● Objective:
Pick out the lines below with "联系电话" and list them.

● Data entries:
━━━━━━━━

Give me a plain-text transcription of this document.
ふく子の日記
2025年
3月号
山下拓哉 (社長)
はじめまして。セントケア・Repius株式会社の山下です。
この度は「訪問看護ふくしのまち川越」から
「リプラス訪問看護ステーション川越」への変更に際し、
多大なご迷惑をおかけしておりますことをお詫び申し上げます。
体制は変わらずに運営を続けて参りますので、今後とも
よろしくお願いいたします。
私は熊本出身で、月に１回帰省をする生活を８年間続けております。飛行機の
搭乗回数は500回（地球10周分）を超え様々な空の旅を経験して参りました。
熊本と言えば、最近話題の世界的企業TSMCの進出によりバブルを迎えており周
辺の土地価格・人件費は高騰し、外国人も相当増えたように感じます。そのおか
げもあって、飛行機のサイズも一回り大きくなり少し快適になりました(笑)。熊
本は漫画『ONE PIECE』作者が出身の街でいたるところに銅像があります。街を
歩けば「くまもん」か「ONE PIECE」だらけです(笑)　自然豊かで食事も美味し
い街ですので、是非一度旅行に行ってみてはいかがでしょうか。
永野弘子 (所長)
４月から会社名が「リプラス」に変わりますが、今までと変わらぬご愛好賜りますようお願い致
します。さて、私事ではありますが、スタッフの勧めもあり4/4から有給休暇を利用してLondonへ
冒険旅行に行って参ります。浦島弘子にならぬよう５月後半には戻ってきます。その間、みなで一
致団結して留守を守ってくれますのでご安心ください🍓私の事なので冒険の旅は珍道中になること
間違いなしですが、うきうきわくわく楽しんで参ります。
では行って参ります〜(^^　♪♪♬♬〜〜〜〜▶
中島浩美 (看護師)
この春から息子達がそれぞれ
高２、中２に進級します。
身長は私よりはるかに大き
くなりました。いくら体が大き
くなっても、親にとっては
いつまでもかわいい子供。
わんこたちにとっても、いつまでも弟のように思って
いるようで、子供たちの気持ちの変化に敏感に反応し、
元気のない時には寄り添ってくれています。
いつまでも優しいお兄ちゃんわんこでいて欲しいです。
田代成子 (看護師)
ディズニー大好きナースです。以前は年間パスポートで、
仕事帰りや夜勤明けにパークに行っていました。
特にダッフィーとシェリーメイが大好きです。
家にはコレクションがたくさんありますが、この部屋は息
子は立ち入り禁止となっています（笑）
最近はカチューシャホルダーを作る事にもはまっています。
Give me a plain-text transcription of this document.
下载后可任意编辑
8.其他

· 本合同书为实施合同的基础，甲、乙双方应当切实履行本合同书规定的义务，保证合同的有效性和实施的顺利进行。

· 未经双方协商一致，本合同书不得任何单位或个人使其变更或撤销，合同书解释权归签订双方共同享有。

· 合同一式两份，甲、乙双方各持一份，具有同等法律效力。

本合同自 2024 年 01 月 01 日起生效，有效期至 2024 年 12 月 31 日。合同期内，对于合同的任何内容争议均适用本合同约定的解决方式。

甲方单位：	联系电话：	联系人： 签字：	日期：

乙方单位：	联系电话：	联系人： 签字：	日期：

━━━━━━━━

● Exercise answer:
甲方单位：	联系电话：	联系人： 签字：	日期：
乙方单位：	联系电话：	联系人： 签字：	日期：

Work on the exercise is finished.